-- begin The data --

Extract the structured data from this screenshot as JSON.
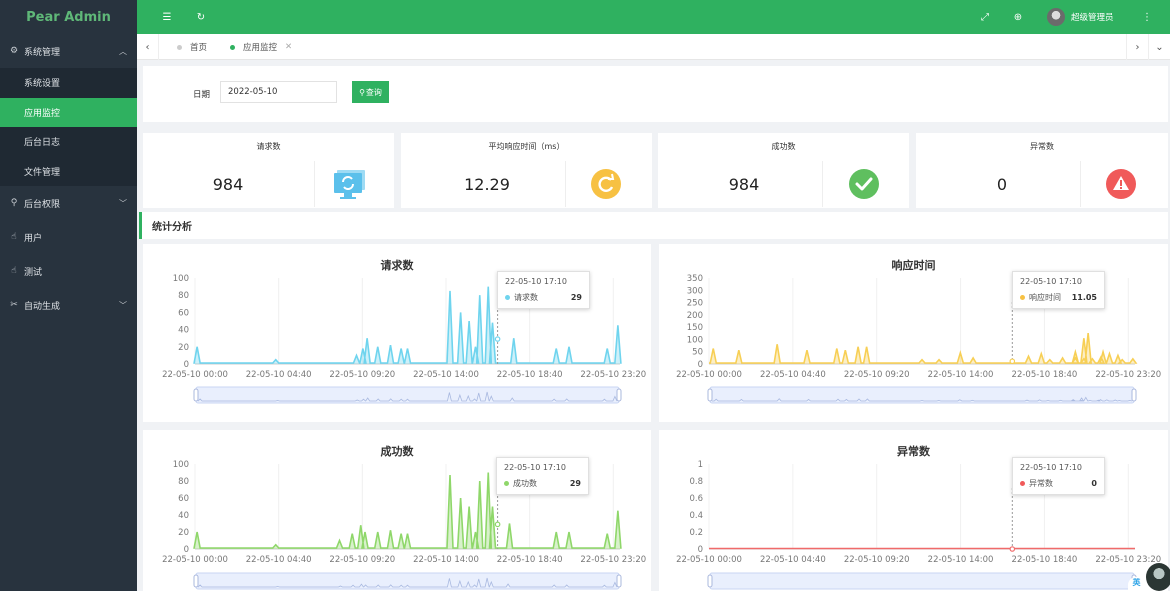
{
  "app": {
    "title": "Pear Admin"
  },
  "sidebar": {
    "groups": [
      {
        "label": "系统管理",
        "icon": "gear-icon",
        "expanded": true,
        "items": [
          {
            "label": "系统设置",
            "active": false
          },
          {
            "label": "应用监控",
            "active": true
          },
          {
            "label": "后台日志",
            "active": false
          },
          {
            "label": "文件管理",
            "active": false
          }
        ]
      },
      {
        "label": "后台权限",
        "icon": "user-icon",
        "expanded": false
      },
      {
        "label": "用户",
        "icon": "hand-icon",
        "expanded": false
      },
      {
        "label": "测试",
        "icon": "hand-icon",
        "expanded": false
      },
      {
        "label": "自动生成",
        "icon": "tools-icon",
        "expanded": false
      }
    ]
  },
  "header": {
    "username": "超级管理员"
  },
  "tabs": [
    {
      "label": "首页",
      "active": false
    },
    {
      "label": "应用监控",
      "active": true,
      "closable": true
    }
  ],
  "search": {
    "date_label": "日期",
    "date_value": "2022-05-10",
    "query_label": "查询"
  },
  "stats": [
    {
      "title": "请求数",
      "value": "984",
      "icon": "monitor-refresh-icon",
      "color": "#5bc0eb"
    },
    {
      "title": "平均响应时间（ms）",
      "value": "12.29",
      "icon": "refresh-circle-icon",
      "color": "#f7c143"
    },
    {
      "title": "成功数",
      "value": "984",
      "icon": "check-circle-icon",
      "color": "#5fbf5f"
    },
    {
      "title": "异常数",
      "value": "0",
      "icon": "alert-triangle-icon",
      "color": "#f05a5a"
    }
  ],
  "section": {
    "title": "统计分析"
  },
  "chart_data": [
    {
      "type": "area",
      "title": "请求数",
      "color": "#6fd4ee",
      "x_ticks": [
        "22-05-10 00:00",
        "22-05-10 04:40",
        "22-05-10 09:20",
        "22-05-10 14:00",
        "22-05-10 18:40",
        "22-05-10 23:20"
      ],
      "y_ticks": [
        "0",
        "20",
        "40",
        "60",
        "80",
        "100"
      ],
      "ylim": [
        0,
        100
      ],
      "tooltip": {
        "time": "22-05-10 17:10",
        "series": "请求数",
        "value": "29"
      }
    },
    {
      "type": "area",
      "title": "响应时间",
      "color": "#f7cf55",
      "x_ticks": [
        "22-05-10 00:00",
        "22-05-10 04:40",
        "22-05-10 09:20",
        "22-05-10 14:00",
        "22-05-10 18:40",
        "22-05-10 23:20"
      ],
      "y_ticks": [
        "0",
        "50",
        "100",
        "150",
        "200",
        "250",
        "300",
        "350"
      ],
      "ylim": [
        0,
        350
      ],
      "tooltip": {
        "time": "22-05-10 17:10",
        "series": "响应时间",
        "value": "11.05"
      }
    },
    {
      "type": "area",
      "title": "成功数",
      "color": "#8fd76a",
      "x_ticks": [
        "22-05-10 00:00",
        "22-05-10 04:40",
        "22-05-10 09:20",
        "22-05-10 14:00",
        "22-05-10 18:40",
        "22-05-10 23:20"
      ],
      "y_ticks": [
        "0",
        "20",
        "40",
        "60",
        "80",
        "100"
      ],
      "ylim": [
        0,
        100
      ],
      "tooltip": {
        "time": "22-05-10 17:10",
        "series": "成功数",
        "value": "29"
      }
    },
    {
      "type": "line",
      "title": "异常数",
      "color": "#f06a6a",
      "x_ticks": [
        "22-05-10 00:00",
        "22-05-10 04:40",
        "22-05-10 09:20",
        "22-05-10 14:00",
        "22-05-10 18:40",
        "22-05-10 23:20"
      ],
      "y_ticks": [
        "0",
        "0.2",
        "0.4",
        "0.6",
        "0.8",
        "1"
      ],
      "ylim": [
        0,
        1
      ],
      "tooltip": {
        "time": "22-05-10 17:10",
        "series": "异常数",
        "value": "0"
      }
    }
  ],
  "ime": {
    "label": "英"
  }
}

-- end The data --

• _What to do_:
Give back the entries verbatim. Do not include any picture.

• _Output_:
Extract the structured data from this screenshot as JSON.
{
  "app": {
    "title": "Pear Admin"
  },
  "sidebar": {
    "groups": [
      {
        "label": "系统管理",
        "icon": "gear-icon",
        "expanded": true,
        "items": [
          {
            "label": "系统设置",
            "active": false
          },
          {
            "label": "应用监控",
            "active": true
          },
          {
            "label": "后台日志",
            "active": false
          },
          {
            "label": "文件管理",
            "active": false
          }
        ]
      },
      {
        "label": "后台权限",
        "icon": "user-icon",
        "expanded": false
      },
      {
        "label": "用户",
        "icon": "hand-icon",
        "expanded": false
      },
      {
        "label": "测试",
        "icon": "hand-icon",
        "expanded": false
      },
      {
        "label": "自动生成",
        "icon": "tools-icon",
        "expanded": false
      }
    ]
  },
  "header": {
    "username": "超级管理员"
  },
  "tabs": [
    {
      "label": "首页",
      "active": false
    },
    {
      "label": "应用监控",
      "active": true,
      "closable": true
    }
  ],
  "search": {
    "date_label": "日期",
    "date_value": "2022-05-10",
    "query_label": "查询"
  },
  "stats": [
    {
      "title": "请求数",
      "value": "984",
      "icon": "monitor-refresh-icon",
      "color": "#5bc0eb"
    },
    {
      "title": "平均响应时间（ms）",
      "value": "12.29",
      "icon": "refresh-circle-icon",
      "color": "#f7c143"
    },
    {
      "title": "成功数",
      "value": "984",
      "icon": "check-circle-icon",
      "color": "#5fbf5f"
    },
    {
      "title": "异常数",
      "value": "0",
      "icon": "alert-triangle-icon",
      "color": "#f05a5a"
    }
  ],
  "section": {
    "title": "统计分析"
  },
  "chart_data": [
    {
      "type": "area",
      "title": "请求数",
      "color": "#6fd4ee",
      "x_ticks": [
        "22-05-10 00:00",
        "22-05-10 04:40",
        "22-05-10 09:20",
        "22-05-10 14:00",
        "22-05-10 18:40",
        "22-05-10 23:20"
      ],
      "y_ticks": [
        "0",
        "20",
        "40",
        "60",
        "80",
        "100"
      ],
      "ylim": [
        0,
        100
      ],
      "tooltip": {
        "time": "22-05-10 17:10",
        "series": "请求数",
        "value": "29"
      }
    },
    {
      "type": "area",
      "title": "响应时间",
      "color": "#f7cf55",
      "x_ticks": [
        "22-05-10 00:00",
        "22-05-10 04:40",
        "22-05-10 09:20",
        "22-05-10 14:00",
        "22-05-10 18:40",
        "22-05-10 23:20"
      ],
      "y_ticks": [
        "0",
        "50",
        "100",
        "150",
        "200",
        "250",
        "300",
        "350"
      ],
      "ylim": [
        0,
        350
      ],
      "tooltip": {
        "time": "22-05-10 17:10",
        "series": "响应时间",
        "value": "11.05"
      }
    },
    {
      "type": "area",
      "title": "成功数",
      "color": "#8fd76a",
      "x_ticks": [
        "22-05-10 00:00",
        "22-05-10 04:40",
        "22-05-10 09:20",
        "22-05-10 14:00",
        "22-05-10 18:40",
        "22-05-10 23:20"
      ],
      "y_ticks": [
        "0",
        "20",
        "40",
        "60",
        "80",
        "100"
      ],
      "ylim": [
        0,
        100
      ],
      "tooltip": {
        "time": "22-05-10 17:10",
        "series": "成功数",
        "value": "29"
      }
    },
    {
      "type": "line",
      "title": "异常数",
      "color": "#f06a6a",
      "x_ticks": [
        "22-05-10 00:00",
        "22-05-10 04:40",
        "22-05-10 09:20",
        "22-05-10 14:00",
        "22-05-10 18:40",
        "22-05-10 23:20"
      ],
      "y_ticks": [
        "0",
        "0.2",
        "0.4",
        "0.6",
        "0.8",
        "1"
      ],
      "ylim": [
        0,
        1
      ],
      "tooltip": {
        "time": "22-05-10 17:10",
        "series": "异常数",
        "value": "0"
      }
    }
  ],
  "ime": {
    "label": "英"
  }
}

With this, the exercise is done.